EXERCISE BRIEF> Skip the pictures. Transcribe the rest of the data below without changing a word.

[Data entries]
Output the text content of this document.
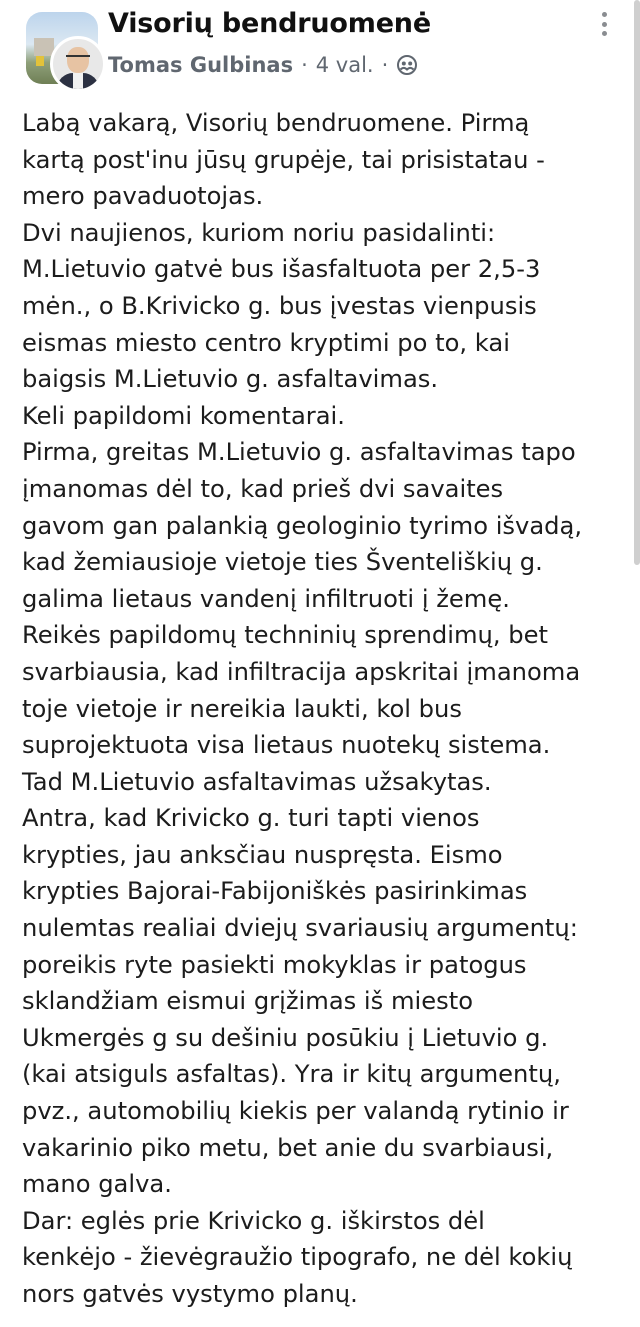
Visorių bendruomenė
Tomas Gulbinas · 4 val. ·
Labą vakarą, Visorių bendruomene. Pirmą
kartą post'inu jūsų grupėje, tai prisistatau -
mero pavaduotojas.
Dvi naujienos, kuriom noriu pasidalinti:
M.Lietuvio gatvė bus išasfaltuota per 2,5-3
mėn., o B.Krivicko g. bus įvestas vienpusis
eismas miesto centro kryptimi po to, kai
baigsis M.Lietuvio g. asfaltavimas.
Keli papildomi komentarai.
Pirma, greitas M.Lietuvio g. asfaltavimas tapo
įmanomas dėl to, kad prieš dvi savaites
gavom gan palankią geologinio tyrimo išvadą,
kad žemiausioje vietoje ties Šventeliškių g.
galima lietaus vandenį infiltruoti į žemę.
Reikės papildomų techninių sprendimų, bet
svarbiausia, kad infiltracija apskritai įmanoma
toje vietoje ir nereikia laukti, kol bus
suprojektuota visa lietaus nuotekų sistema.
Tad M.Lietuvio asfaltavimas užsakytas.
Antra, kad Krivicko g. turi tapti vienos
krypties, jau anksčiau nuspręsta. Eismo
krypties Bajorai-Fabijoniškės pasirinkimas
nulemtas realiai dviejų svariausių argumentų:
poreikis ryte pasiekti mokyklas ir patogus
sklandžiam eismui grįžimas iš miesto
Ukmergės g su dešiniu posūkiu į Lietuvio g.
(kai atsiguls asfaltas). Yra ir kitų argumentų,
pvz., automobilių kiekis per valandą rytinio ir
vakarinio piko metu, bet anie du svarbiausi,
mano galva.
Dar: eglės prie Krivicko g. iškirstos dėl
kenkėjo - žievėgraužio tipografo, ne dėl kokių
nors gatvės vystymo planų.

CORRECT RESPONSE>
Output the text content of this document.
Visorių bendruomenė
Tomas Gulbinas · 4 val. ·
Labą vakarą, Visorių bendruomene. Pirmą
kartą post'inu jūsų grupėje, tai prisistatau -
mero pavaduotojas.
Dvi naujienos, kuriom noriu pasidalinti:
M.Lietuvio gatvė bus išasfaltuota per 2,5-3
mėn., o B.Krivicko g. bus įvestas vienpusis
eismas miesto centro kryptimi po to, kai
baigsis M.Lietuvio g. asfaltavimas.
Keli papildomi komentarai.
Pirma, greitas M.Lietuvio g. asfaltavimas tapo
įmanomas dėl to, kad prieš dvi savaites
gavom gan palankią geologinio tyrimo išvadą,
kad žemiausioje vietoje ties Šventeliškių g.
galima lietaus vandenį infiltruoti į žemę.
Reikės papildomų techninių sprendimų, bet
svarbiausia, kad infiltracija apskritai įmanoma
toje vietoje ir nereikia laukti, kol bus
suprojektuota visa lietaus nuotekų sistema.
Tad M.Lietuvio asfaltavimas užsakytas.
Antra, kad Krivicko g. turi tapti vienos
krypties, jau anksčiau nuspręsta. Eismo
krypties Bajorai-Fabijoniškės pasirinkimas
nulemtas realiai dviejų svariausių argumentų:
poreikis ryte pasiekti mokyklas ir patogus
sklandžiam eismui grįžimas iš miesto
Ukmergės g su dešiniu posūkiu į Lietuvio g.
(kai atsiguls asfaltas). Yra ir kitų argumentų,
pvz., automobilių kiekis per valandą rytinio ir
vakarinio piko metu, bet anie du svarbiausi,
mano galva.
Dar: eglės prie Krivicko g. iškirstos dėl
kenkėjo - žievėgraužio tipografo, ne dėl kokių
nors gatvės vystymo planų.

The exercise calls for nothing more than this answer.